#### Data for this exercise
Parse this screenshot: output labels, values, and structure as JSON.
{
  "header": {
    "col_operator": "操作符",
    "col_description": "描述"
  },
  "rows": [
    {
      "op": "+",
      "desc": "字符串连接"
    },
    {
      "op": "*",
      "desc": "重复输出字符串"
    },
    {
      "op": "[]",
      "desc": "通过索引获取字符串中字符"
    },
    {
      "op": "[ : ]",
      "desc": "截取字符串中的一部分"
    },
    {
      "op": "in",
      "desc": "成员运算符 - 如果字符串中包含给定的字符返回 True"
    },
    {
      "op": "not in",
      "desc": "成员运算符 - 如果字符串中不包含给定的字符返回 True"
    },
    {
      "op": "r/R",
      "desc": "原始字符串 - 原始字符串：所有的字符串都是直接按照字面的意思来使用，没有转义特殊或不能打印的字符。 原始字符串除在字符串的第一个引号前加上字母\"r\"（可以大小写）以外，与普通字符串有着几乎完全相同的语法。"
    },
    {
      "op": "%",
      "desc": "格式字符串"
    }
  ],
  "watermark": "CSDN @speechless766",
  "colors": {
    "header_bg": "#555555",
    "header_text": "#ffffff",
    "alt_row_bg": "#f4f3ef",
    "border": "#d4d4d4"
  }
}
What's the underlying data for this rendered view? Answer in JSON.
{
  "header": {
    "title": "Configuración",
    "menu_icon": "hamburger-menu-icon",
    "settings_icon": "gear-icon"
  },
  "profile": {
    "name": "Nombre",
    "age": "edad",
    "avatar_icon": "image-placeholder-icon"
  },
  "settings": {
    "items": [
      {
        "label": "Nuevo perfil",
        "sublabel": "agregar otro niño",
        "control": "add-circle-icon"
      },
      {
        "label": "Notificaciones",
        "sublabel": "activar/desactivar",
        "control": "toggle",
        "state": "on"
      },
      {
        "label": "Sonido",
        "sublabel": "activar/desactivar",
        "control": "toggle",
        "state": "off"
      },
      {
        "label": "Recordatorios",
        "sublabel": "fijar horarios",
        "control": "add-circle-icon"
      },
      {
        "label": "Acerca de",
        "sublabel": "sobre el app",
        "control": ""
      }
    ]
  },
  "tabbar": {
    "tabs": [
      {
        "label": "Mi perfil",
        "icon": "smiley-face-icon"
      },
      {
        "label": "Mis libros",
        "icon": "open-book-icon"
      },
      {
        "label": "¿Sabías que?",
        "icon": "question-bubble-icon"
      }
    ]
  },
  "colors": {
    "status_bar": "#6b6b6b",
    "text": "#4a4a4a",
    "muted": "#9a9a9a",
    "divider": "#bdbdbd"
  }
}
########
Would you write down every record again, exactly?

Parse this screenshot: output labels, values, and structure as JSON.
{
  "header": {
    "col_operator": "操作符",
    "col_description": "描述"
  },
  "rows": [
    {
      "op": "+",
      "desc": "字符串连接"
    },
    {
      "op": "*",
      "desc": "重复输出字符串"
    },
    {
      "op": "[]",
      "desc": "通过索引获取字符串中字符"
    },
    {
      "op": "[ : ]",
      "desc": "截取字符串中的一部分"
    },
    {
      "op": "in",
      "desc": "成员运算符 - 如果字符串中包含给定的字符返回 True"
    },
    {
      "op": "not in",
      "desc": "成员运算符 - 如果字符串中不包含给定的字符返回 True"
    },
    {
      "op": "r/R",
      "desc": "原始字符串 - 原始字符串：所有的字符串都是直接按照字面的意思来使用，没有转义特殊或不能打印的字符。 原始字符串除在字符串的第一个引号前加上字母\"r\"（可以大小写）以外，与普通字符串有着几乎完全相同的语法。"
    },
    {
      "op": "%",
      "desc": "格式字符串"
    }
  ],
  "watermark": "CSDN @speechless766",
  "colors": {
    "header_bg": "#555555",
    "header_text": "#ffffff",
    "alt_row_bg": "#f4f3ef",
    "border": "#d4d4d4"
  }
}
What's the underlying data for this rendered view? Answer in JSON.
{
  "header": {
    "title": "Configuración",
    "menu_icon": "hamburger-menu-icon",
    "settings_icon": "gear-icon"
  },
  "profile": {
    "name": "Nombre",
    "age": "edad",
    "avatar_icon": "image-placeholder-icon"
  },
  "settings": {
    "items": [
      {
        "label": "Nuevo perfil",
        "sublabel": "agregar otro niño",
        "control": "add-circle-icon"
      },
      {
        "label": "Notificaciones",
        "sublabel": "activar/desactivar",
        "control": "toggle",
        "state": "on"
      },
      {
        "label": "Sonido",
        "sublabel": "activar/desactivar",
        "control": "toggle",
        "state": "off"
      },
      {
        "label": "Recordatorios",
        "sublabel": "fijar horarios",
        "control": "add-circle-icon"
      },
      {
        "label": "Acerca de",
        "sublabel": "sobre el app",
        "control": ""
      }
    ]
  },
  "tabbar": {
    "tabs": [
      {
        "label": "Mi perfil",
        "icon": "smiley-face-icon"
      },
      {
        "label": "Mis libros",
        "icon": "open-book-icon"
      },
      {
        "label": "¿Sabías que?",
        "icon": "question-bubble-icon"
      }
    ]
  },
  "colors": {
    "status_bar": "#6b6b6b",
    "text": "#4a4a4a",
    "muted": "#9a9a9a",
    "divider": "#bdbdbd"
  }
}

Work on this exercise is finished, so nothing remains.